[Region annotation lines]
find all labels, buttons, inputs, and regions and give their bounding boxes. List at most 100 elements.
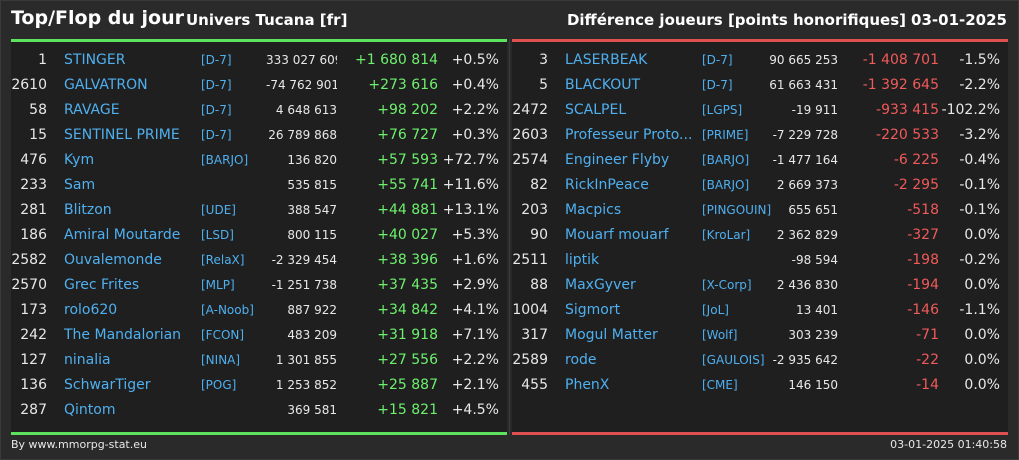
table-row: 2511 liptik -98 594 -198 -0.2% xyxy=(512,248,1008,273)
player-name[interactable]: RickInPeace xyxy=(565,177,649,193)
player-name[interactable]: RAVAGE xyxy=(64,102,120,118)
table-row: 476 Kym [BARJO] 136 820 +57 593 +72.7% xyxy=(11,148,507,173)
player-rank: 2610 xyxy=(11,77,47,93)
player-name[interactable]: Mogul Matter xyxy=(565,327,658,343)
player-name[interactable]: Mouarf mouarf xyxy=(565,227,669,243)
player-name[interactable]: LASERBEAK xyxy=(565,52,648,68)
table-row: 1004 Sigmort [JoL] 13 401 -146 -1.1% xyxy=(512,298,1008,323)
player-points: -2 935 642 xyxy=(772,353,838,367)
player-alliance[interactable]: [FCON] xyxy=(201,328,245,342)
player-alliance[interactable]: [RelaX] xyxy=(201,253,245,267)
player-points: 13 401 xyxy=(796,303,838,317)
player-alliance[interactable]: [UDE] xyxy=(201,203,236,217)
player-alliance[interactable]: [JoL] xyxy=(702,303,729,317)
player-rank: 136 xyxy=(20,377,47,393)
player-name[interactable]: Sigmort xyxy=(565,302,621,318)
table-row: 173 rolo620 [A-Noob] 887 922 +34 842 +4.1% xyxy=(11,298,507,323)
player-alliance[interactable]: [PRIME] xyxy=(702,128,749,142)
player-alliance[interactable]: [BARJO] xyxy=(702,153,750,167)
player-name[interactable]: Grec Frites xyxy=(64,277,140,293)
player-alliance[interactable]: [D-7] xyxy=(201,53,232,67)
player-alliance[interactable]: [X-Corp] xyxy=(702,278,752,292)
player-name[interactable]: STINGER xyxy=(64,52,126,68)
player-name[interactable]: Qintom xyxy=(64,402,116,418)
table-row: 203 Macpics [PINGOUIN] 655 651 -518 -0.1% xyxy=(512,198,1008,223)
player-name[interactable]: SCALPEL xyxy=(565,102,627,118)
player-rank: 476 xyxy=(20,152,47,168)
player-alliance[interactable]: [GAULOIS] xyxy=(702,353,765,367)
player-alliance[interactable]: [BARJO] xyxy=(702,178,750,192)
player-alliance[interactable]: [Wolf] xyxy=(702,328,738,342)
player-alliance[interactable]: [PINGOUIN] xyxy=(702,203,772,217)
percent-change: +2.2% xyxy=(451,352,499,368)
player-points: 2 436 830 xyxy=(776,278,838,292)
player-points: 4 648 613 xyxy=(275,103,337,117)
player-points: -19 911 xyxy=(791,103,838,117)
player-rank: 203 xyxy=(521,202,548,218)
player-name[interactable]: Blitzon xyxy=(64,202,112,218)
player-alliance[interactable]: [KroLar] xyxy=(702,228,751,242)
player-name[interactable]: Ouvalemonde xyxy=(64,252,162,268)
table-row: 281 Blitzon [UDE] 388 547 +44 881 +13.1% xyxy=(11,198,507,223)
player-alliance[interactable]: [POG] xyxy=(201,378,237,392)
player-alliance[interactable]: [LGPS] xyxy=(702,103,743,117)
table-row: 136 SchwarTiger [POG] 1 253 852 +25 887 +2.1% xyxy=(11,373,507,398)
table-row: 455 PhenX [CME] 146 150 -14 0.0% xyxy=(512,373,1008,398)
table-row: 2472 SCALPEL [LGPS] -19 911 -933 415 -102.2% xyxy=(512,98,1008,123)
percent-change: -1.5% xyxy=(959,52,1000,68)
player-name[interactable]: GALVATRON xyxy=(64,77,148,93)
player-alliance[interactable]: [MLP] xyxy=(201,278,235,292)
player-alliance[interactable]: [D-7] xyxy=(201,78,232,92)
player-name[interactable]: Professeur Proto... xyxy=(565,127,693,143)
player-name[interactable]: The Mandalorian xyxy=(64,327,182,343)
player-name[interactable]: Sam xyxy=(64,177,96,193)
points-difference: +1 680 814 xyxy=(355,52,438,68)
player-name[interactable]: PhenX xyxy=(565,377,610,393)
points-difference: -1 408 701 xyxy=(862,52,939,68)
player-rank: 2472 xyxy=(512,102,548,118)
player-name[interactable]: liptik xyxy=(565,252,600,268)
player-name[interactable]: Macpics xyxy=(565,202,622,218)
percent-change: +0.5% xyxy=(451,52,499,68)
player-name[interactable]: BLACKOUT xyxy=(565,77,641,93)
points-difference: -14 xyxy=(916,377,939,393)
table-row: 5 BLACKOUT [D-7] 61 663 431 -1 392 645 -2.2% xyxy=(512,73,1008,98)
player-name[interactable]: Engineer Flyby xyxy=(565,152,670,168)
player-alliance[interactable]: [A-Noob] xyxy=(201,303,254,317)
points-difference: -198 xyxy=(907,252,939,268)
player-alliance[interactable]: [D-7] xyxy=(702,78,733,92)
table-row: 2603 Professeur Proto... [PRIME] -7 229 728… xyxy=(512,123,1008,148)
player-rank: 1 xyxy=(38,52,47,68)
points-difference: +55 741 xyxy=(377,177,438,193)
player-name[interactable]: SENTINEL PRIME xyxy=(64,127,180,143)
player-points: -74 762 901 xyxy=(266,78,337,92)
player-rank: 186 xyxy=(20,227,47,243)
percent-change: +0.4% xyxy=(451,77,499,93)
player-name[interactable]: Kym xyxy=(64,152,95,168)
player-alliance[interactable]: [LSD] xyxy=(201,228,234,242)
player-points: 1 253 852 xyxy=(275,378,337,392)
percent-change: +4.1% xyxy=(451,302,499,318)
player-name[interactable]: rode xyxy=(565,352,597,368)
universe-label: Univers Tucana [fr] xyxy=(186,11,348,29)
player-alliance[interactable]: [BARJO] xyxy=(201,153,249,167)
player-points: 333 027 609 xyxy=(266,53,337,67)
player-rank: 2511 xyxy=(512,252,548,268)
player-name[interactable]: MaxGyver xyxy=(565,277,636,293)
player-rank: 2589 xyxy=(512,352,548,368)
player-alliance[interactable]: [D-7] xyxy=(201,128,232,142)
percent-change: +7.1% xyxy=(451,327,499,343)
percent-change: +2.2% xyxy=(451,102,499,118)
player-name[interactable]: Amiral Moutarde xyxy=(64,227,181,243)
player-name[interactable]: ninalia xyxy=(64,352,111,368)
player-alliance[interactable]: [NINA] xyxy=(201,353,241,367)
flop-accent-bar-bottom xyxy=(512,432,1008,435)
player-rank: 2603 xyxy=(512,127,548,143)
player-name[interactable]: rolo620 xyxy=(64,302,118,318)
player-alliance[interactable]: [D-7] xyxy=(702,53,733,67)
percent-change: +5.3% xyxy=(451,227,499,243)
player-name[interactable]: SchwarTiger xyxy=(64,377,151,393)
player-alliance[interactable]: [CME] xyxy=(702,378,738,392)
player-alliance[interactable]: [D-7] xyxy=(201,103,232,117)
points-difference: +44 881 xyxy=(377,202,438,218)
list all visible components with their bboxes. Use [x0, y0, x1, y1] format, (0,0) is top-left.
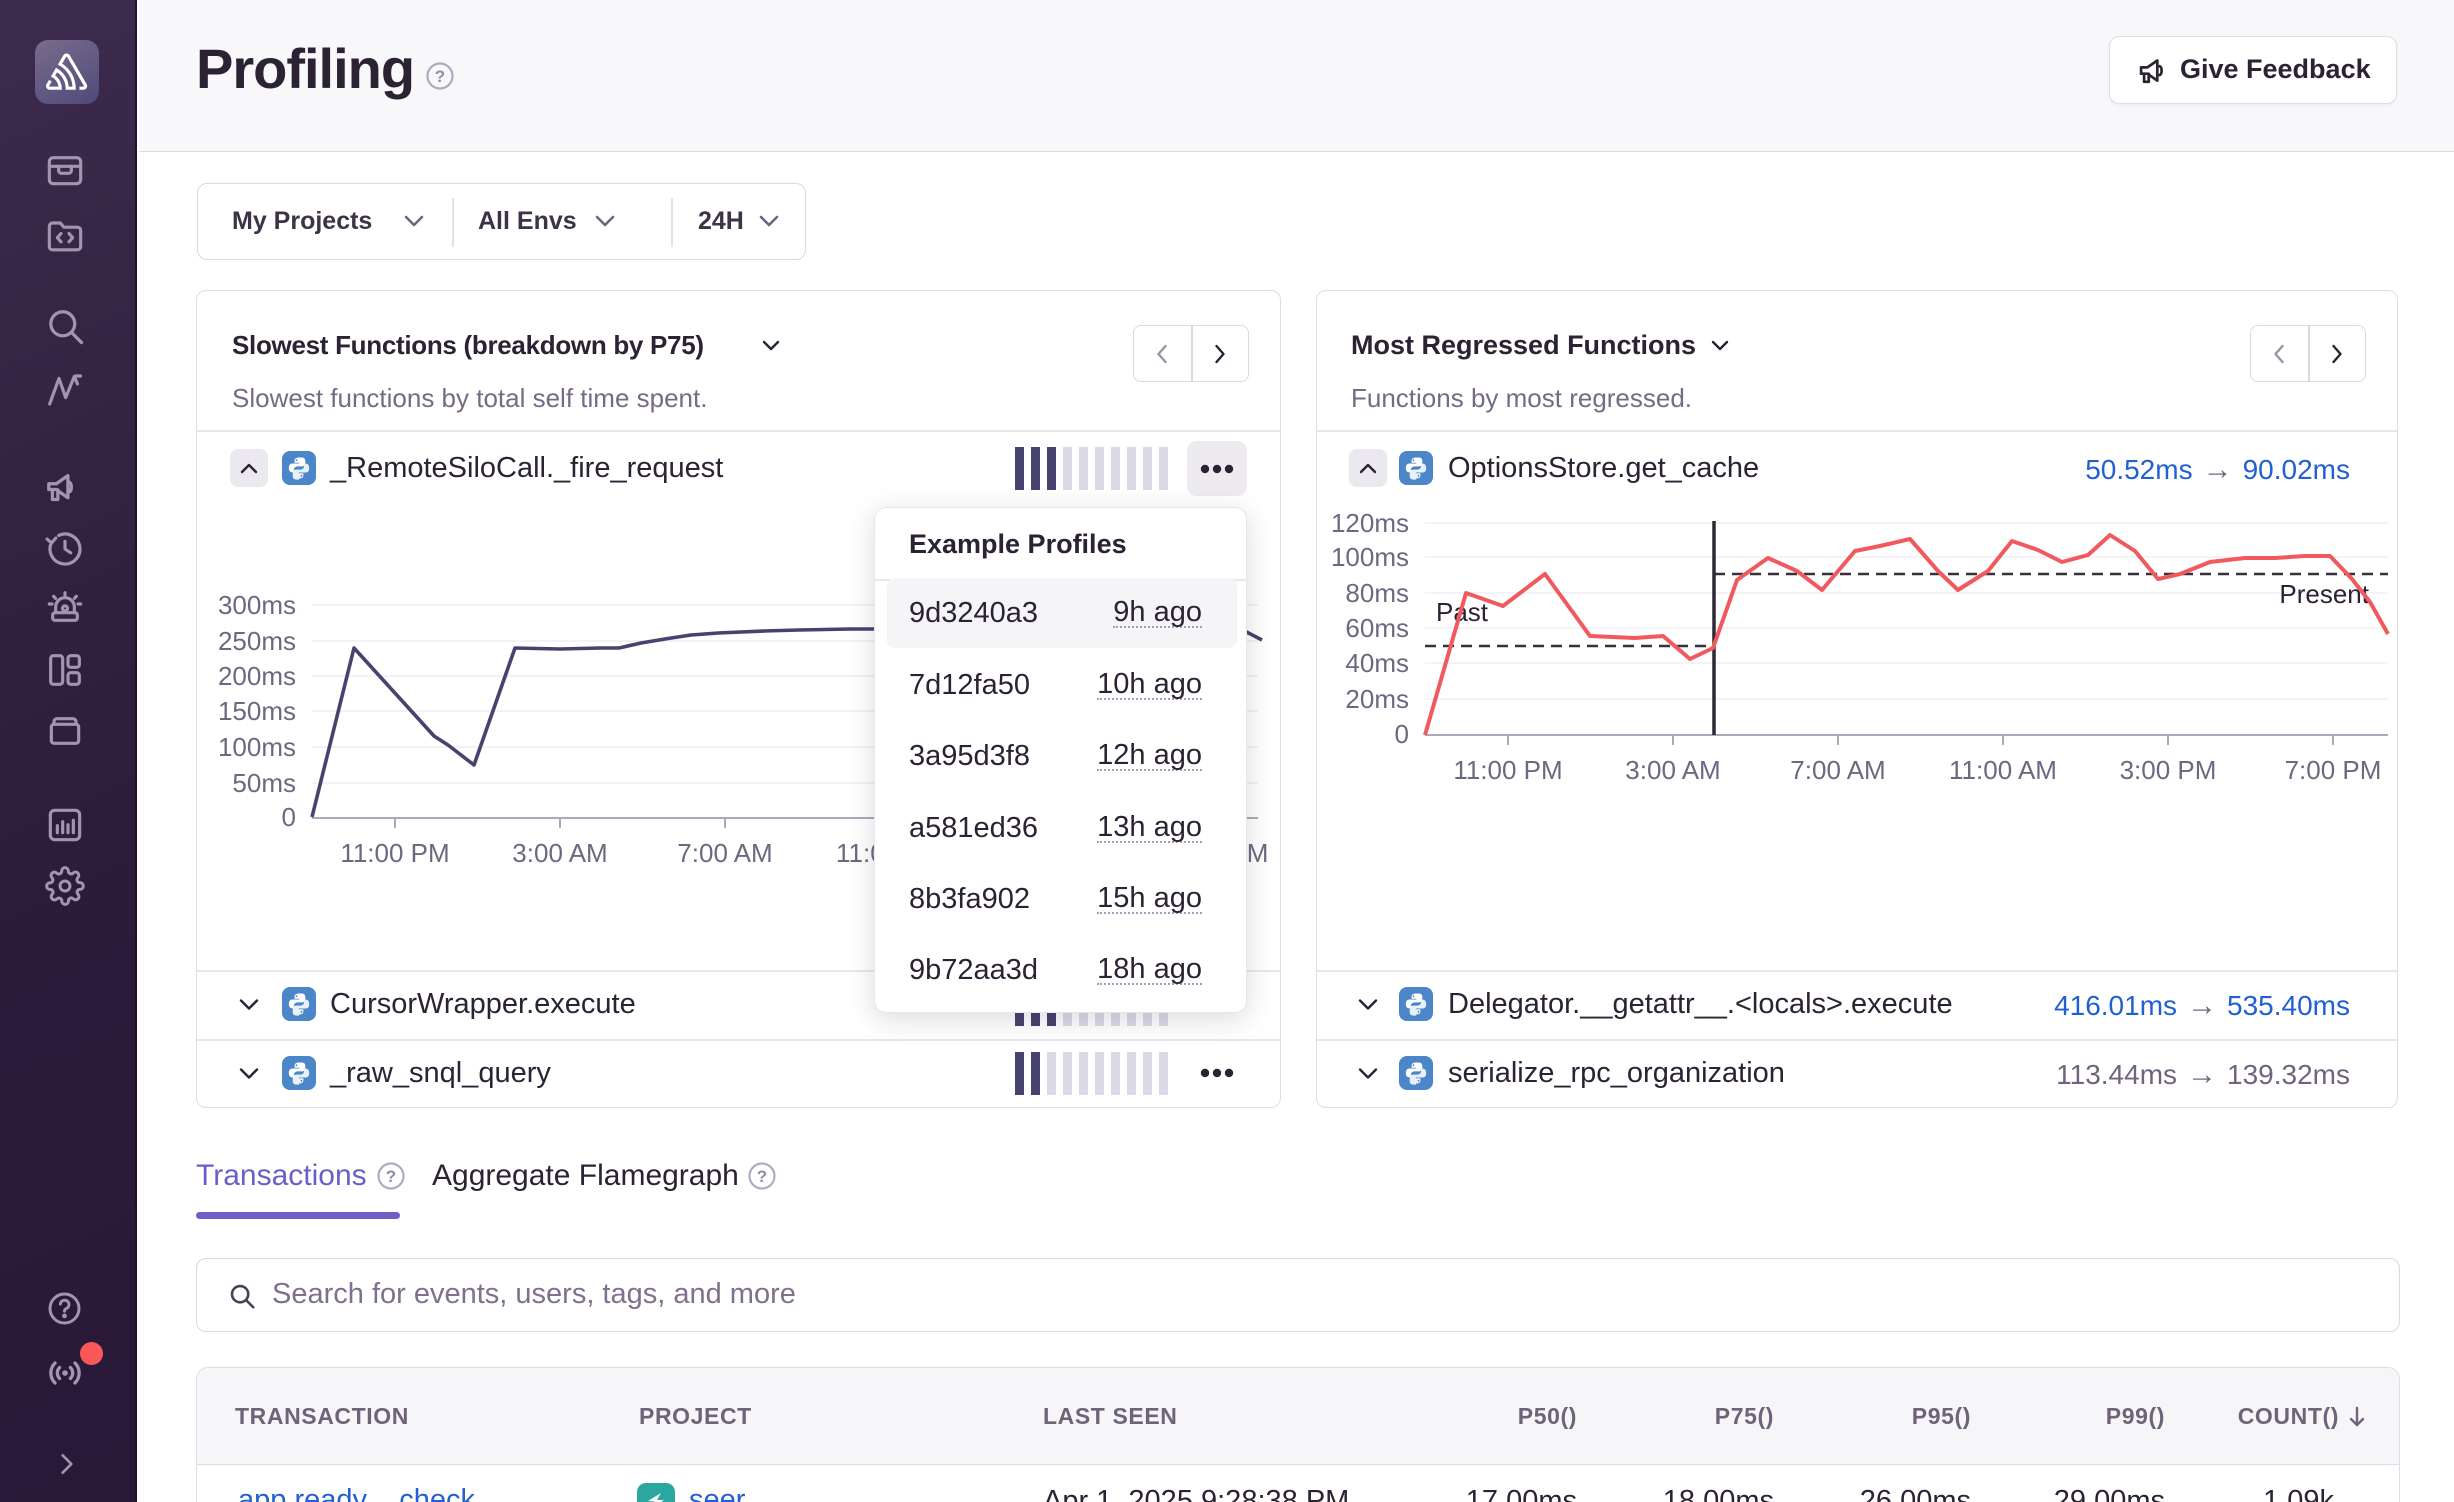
svg-text:60ms: 60ms	[1345, 613, 1409, 643]
svg-text:100ms: 100ms	[218, 732, 296, 762]
svg-text:7:00 AM: 7:00 AM	[1790, 755, 1885, 780]
svg-text:120ms: 120ms	[1331, 508, 1409, 538]
svg-text:100ms: 100ms	[1331, 542, 1409, 572]
svg-text:3:00 AM: 3:00 AM	[1625, 755, 1720, 780]
svg-text:11:00 AM: 11:00 AM	[1949, 755, 2057, 780]
svg-text:250ms: 250ms	[218, 626, 296, 656]
svg-text:50ms: 50ms	[232, 768, 296, 798]
svg-text:3:00 AM: 3:00 AM	[512, 838, 607, 868]
svg-text:0: 0	[1395, 719, 1409, 749]
svg-text:11:00 PM: 11:00 PM	[340, 838, 449, 868]
svg-text:20ms: 20ms	[1345, 684, 1409, 714]
svg-text:300ms: 300ms	[218, 590, 296, 620]
svg-text:7:00 PM: 7:00 PM	[2285, 755, 2382, 780]
svg-text:7:00 AM: 7:00 AM	[677, 838, 772, 868]
svg-text:?: ?	[757, 1167, 767, 1186]
svg-text:80ms: 80ms	[1345, 578, 1409, 608]
svg-text:?: ?	[386, 1167, 396, 1186]
svg-text:0: 0	[282, 802, 296, 832]
svg-text:11:00 PM: 11:00 PM	[1453, 755, 1562, 780]
svg-text:?: ?	[435, 67, 445, 86]
svg-text:40ms: 40ms	[1345, 648, 1409, 678]
svg-text:150ms: 150ms	[218, 696, 296, 726]
svg-text:200ms: 200ms	[218, 661, 296, 691]
svg-text:3:00 PM: 3:00 PM	[2120, 755, 2217, 780]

## Task goal
Change "player-alliance" to "player-clan" in the lines from the one holding "table-row: 2511 liptik" through the one holding "player-alliance[interactable]: [BARJO] xyxy=(702,153,750,167)", inclusive. Return only those lines, with everything else left as it is.

## Task answer
table-row: 2511 liptik -98 594 -198 -0.2% xyxy=(512,248,1008,273)
player-name[interactable]: RickInPeace xyxy=(565,177,649,193)
player-name[interactable]: RAVAGE xyxy=(64,102,120,118)
table-row: 476 Kym [BARJO] 136 820 +57 593 +72.7% xyxy=(11,148,507,173)
player-rank: 2610 xyxy=(11,77,47,93)
player-name[interactable]: Mogul Matter xyxy=(565,327,658,343)
player-name[interactable]: Mouarf mouarf xyxy=(565,227,669,243)
player-name[interactable]: LASERBEAK xyxy=(565,52,648,68)
table-row: 1004 Sigmort [JoL] 13 401 -146 -1.1% xyxy=(512,298,1008,323)
player-points: -2 935 642 xyxy=(772,353,838,367)
player-clan[interactable]: [FCON] xyxy=(201,328,245,342)
player-clan[interactable]: [RelaX] xyxy=(201,253,245,267)
player-points: 13 401 xyxy=(796,303,838,317)
player-clan[interactable]: [UDE] xyxy=(201,203,236,217)
player-clan[interactable]: [JoL] xyxy=(702,303,729,317)
player-rank: 136 xyxy=(20,377,47,393)
player-name[interactable]: Sigmort xyxy=(565,302,621,318)
table-row: 173 rolo620 [A-Noob] 887 922 +34 842 +4.1% xyxy=(11,298,507,323)
player-clan[interactable]: [PRIME] xyxy=(702,128,749,142)
player-clan[interactable]: [BARJO] xyxy=(702,153,750,167)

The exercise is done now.